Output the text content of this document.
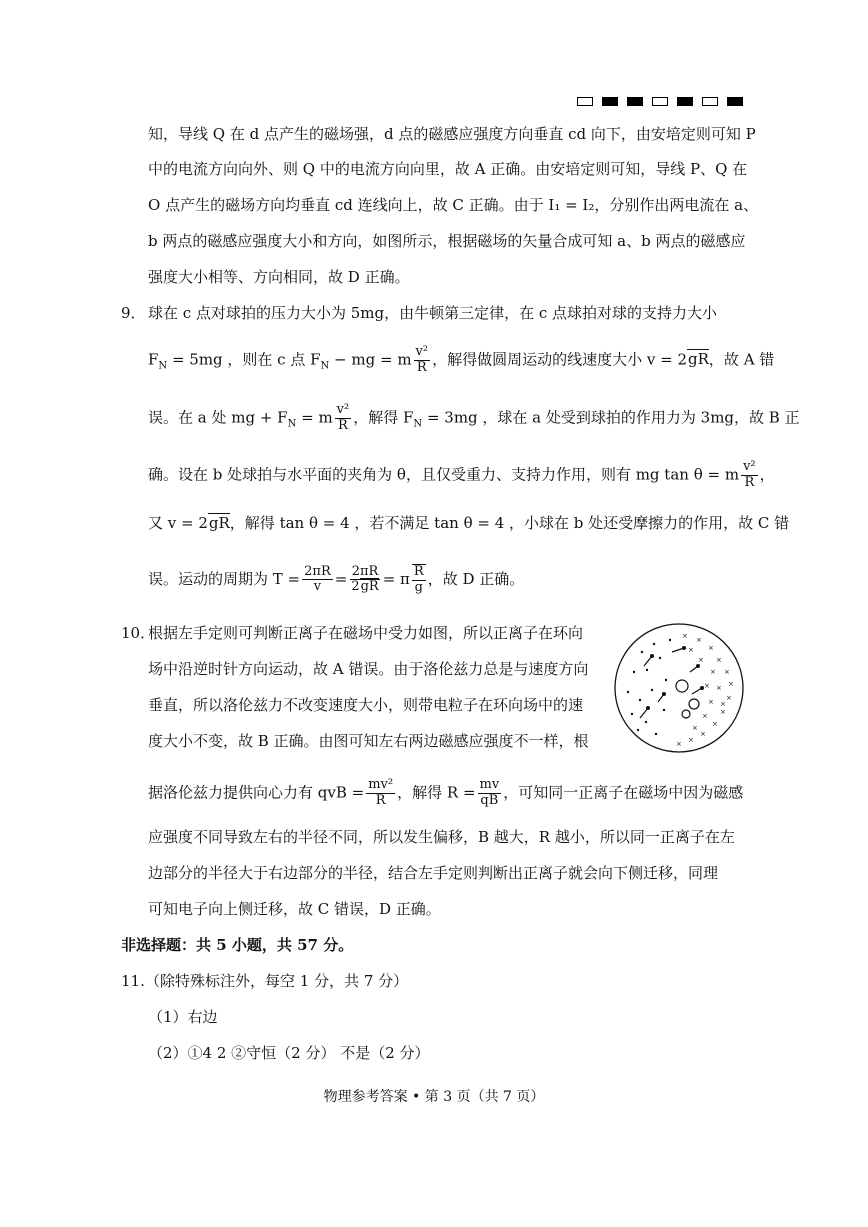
知，导线 Q 在 d 点产生的磁场强，d 点的磁感应强度方向垂直 cd 向下，由安培定则可知 P
中的电流方向向外、则 Q 中的电流方向向里，故 A 正确。由安培定则可知，导线 P、Q 在
O 点产生的磁场方向均垂直 cd 连线向上，故 C 正确。由于 I₁ = I₂，分别作出两电流在 a、
b 两点的磁感应强度大小和方向，如图所示，根据磁场的矢量合成可知 a、b 两点的磁感应
强度大小相等、方向相同，故 D 正确。
9． 球在 c 点对球拍的压力大小为 5mg，由牛顿第三定律，在 c 点球拍对球的支持力大小
$F_N = 5mg$ ，则在 c 点 $F_N$ − mg = m $\frac{\text{v²}}{R}$ ，解得做圆周运动的线速度大小 v = 2gR，故 A 错
误。在 a 处 mg + $F_N = m \frac{\text{v²}}{R}$ ，解得 $F_N = 3mg$ ，球在 a 处受到球拍的作用力为 3mg，故 B 正
确。设在 b 处球拍与水平面的夹角为 θ，且仅受重力、支持力作用，则有 mg tan θ = m $\frac{\text{v²}}{R}$ ，
又 v = 2gR，解得 tan θ = 4 ，若不满足 tan θ = 4 ，小球在 b 处还受摩擦力的作用，故 C 错
误。运动的周期为 $T = \frac{2\pi R}{v} = \frac{2\pi R}{2gR} = \pi \frac{R}{g}$ ，故 D 正确。
10．
根据左手定则可判断正离子在磁场中受力如图，所以正离子在环向
场中沿逆时针方向运动，故 A 错误。由于洛伦兹力总是与速度方向
垂直，所以洛伦兹力不改变速度大小，则带电粒子在环向场中的速
度大小不变，故 B 正确。由图可知左右两边磁感应强度不一样，根
据洛伦兹力提供向心力有 qvB = $\frac{\text{mv²}}{R}$ ，解得 $R = \frac{mv}{qB}$ ，可知同一正离子在磁场中因为磁感
应强度不同导致左右的半径不同，所以发生偏移，B 越大，R 越小，所以同一正离子在左
边部分的半径大于右边部分的半径，结合左手定则判断出正离子就会向下侧迁移，同理
可知电子向上侧迁移，故 C 错误，D 正确。
× ×
×
×
×
×
×
×
×
×
×
×
×
×
×
×
×
×
×
×
×
非选择题：共 5 小题，共 57 分。
11. （除特殊标注外，每空 1 分，共 7 分）
（1）右边
（2）①4 2 ②守恒（2 分） 不是（2 分）
物理参考答案 • 第 3 页（共 7 页）
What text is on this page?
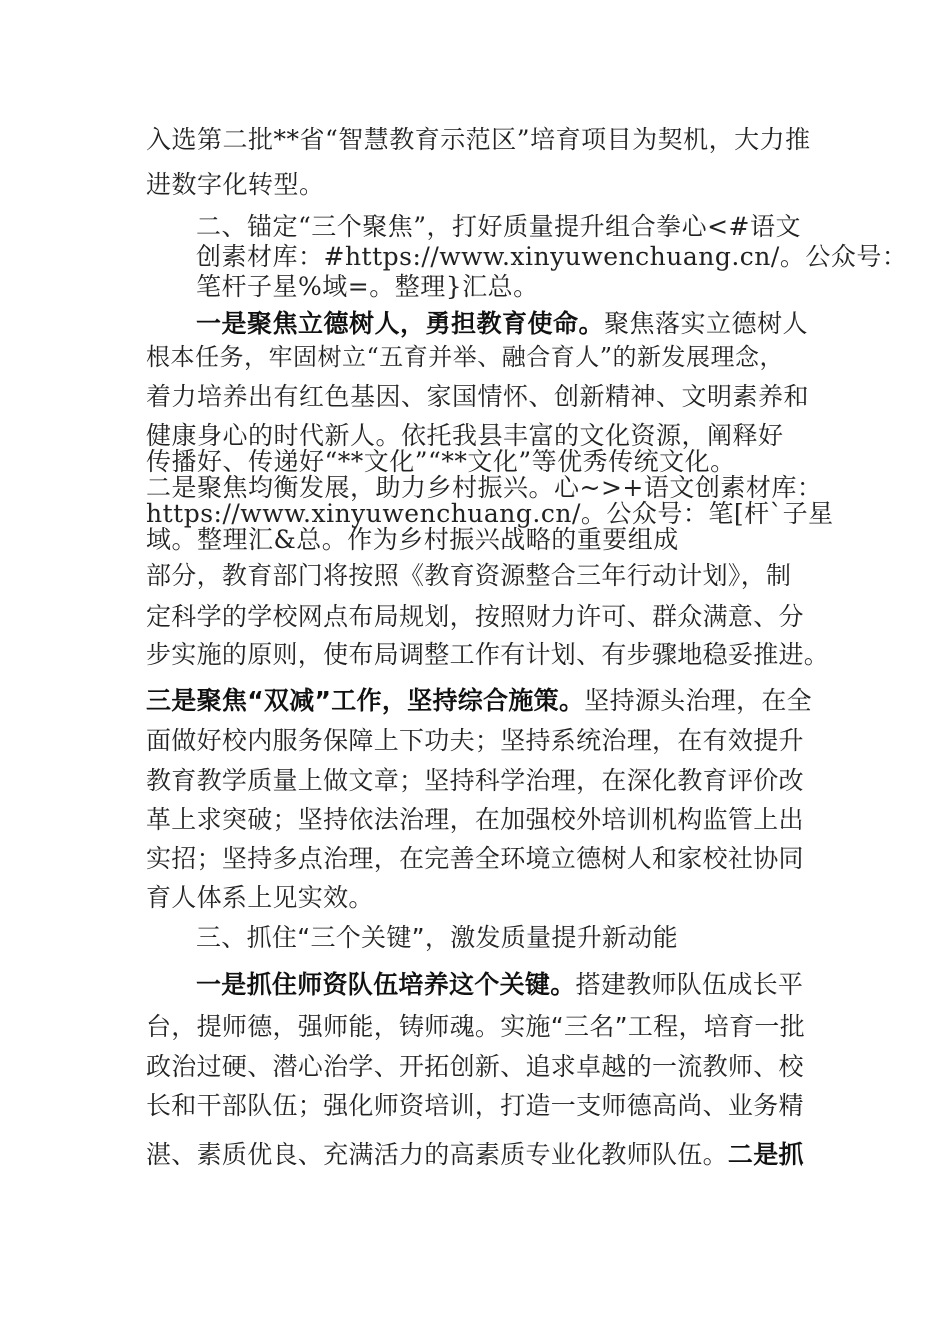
入选第二批**省“智慧教育示范区”培育项目为契机，大力推
进数字化转型。
二、锚定“三个聚焦”，打好质量提升组合拳心<#语文
创素材库：#https://www.xinyuwenchuang.cn/。公众号：
笔杆子星%域=。整理}汇总。
一是聚焦立德树人，勇担教育使命。聚焦落实立德树人
根本任务，牢固树立“五育并举、融合育人”的新发展理念，
着力培养出有红色基因、家国情怀、创新精神、文明素养和
健康身心的时代新人。依托我县丰富的文化资源，阐释好
传播好、传递好“**文化”“**文化”等优秀传统文化。
二是聚焦均衡发展，助力乡村振兴。心~>+语文创素材库：
https://www.xinyuwenchuang.cn/。公众号：笔[杆`子星
域。整理汇&总。作为乡村振兴战略的重要组成
部分，教育部门将按照《教育资源整合三年行动计划》，制
定科学的学校网点布局规划，按照财力许可、群众满意、分
步实施的原则，使布局调整工作有计划、有步骤地稳妥推进。
三是聚焦“双减”工作，坚持综合施策。坚持源头治理，在全
面做好校内服务保障上下功夫；坚持系统治理，在有效提升
教育教学质量上做文章；坚持科学治理，在深化教育评价改
革上求突破；坚持依法治理，在加强校外培训机构监管上出
实招；坚持多点治理，在完善全环境立德树人和家校社协同
育人体系上见实效。
三、抓住“三个关键”，激发质量提升新动能
一是抓住师资队伍培养这个关键。搭建教师队伍成长平
台，提师德，强师能，铸师魂。实施“三名”工程，培育一批
政治过硬、潜心治学、开拓创新、追求卓越的一流教师、校
长和干部队伍；强化师资培训，打造一支师德高尚、业务精
湛、素质优良、充满活力的高素质专业化教师队伍。二是抓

> [Objective] Locate the line containing "What text is on this page?" in the material above, then repeat it and every later line exactly, with no pictures.

> [Task answer]
What text is on this page?
入选第二批**省“智慧教育示范区”培育项目为契机，大力推
进数字化转型。
二、锚定“三个聚焦”，打好质量提升组合拳心<#语文
创素材库：#https://www.xinyuwenchuang.cn/。公众号：
笔杆子星%域=。整理}汇总。
一是聚焦立德树人，勇担教育使命。聚焦落实立德树人
根本任务，牢固树立“五育并举、融合育人”的新发展理念，
着力培养出有红色基因、家国情怀、创新精神、文明素养和
健康身心的时代新人。依托我县丰富的文化资源，阐释好
传播好、传递好“**文化”“**文化”等优秀传统文化。
二是聚焦均衡发展，助力乡村振兴。心~>+语文创素材库：
https://www.xinyuwenchuang.cn/。公众号：笔[杆`子星
域。整理汇&总。作为乡村振兴战略的重要组成
部分，教育部门将按照《教育资源整合三年行动计划》，制
定科学的学校网点布局规划，按照财力许可、群众满意、分
步实施的原则，使布局调整工作有计划、有步骤地稳妥推进。
三是聚焦“双减”工作，坚持综合施策。坚持源头治理，在全
面做好校内服务保障上下功夫；坚持系统治理，在有效提升
教育教学质量上做文章；坚持科学治理，在深化教育评价改
革上求突破；坚持依法治理，在加强校外培训机构监管上出
实招；坚持多点治理，在完善全环境立德树人和家校社协同
育人体系上见实效。
三、抓住“三个关键”，激发质量提升新动能
一是抓住师资队伍培养这个关键。搭建教师队伍成长平
台，提师德，强师能，铸师魂。实施“三名”工程，培育一批
政治过硬、潜心治学、开拓创新、追求卓越的一流教师、校
长和干部队伍；强化师资培训，打造一支师德高尚、业务精
湛、素质优良、充满活力的高素质专业化教师队伍。二是抓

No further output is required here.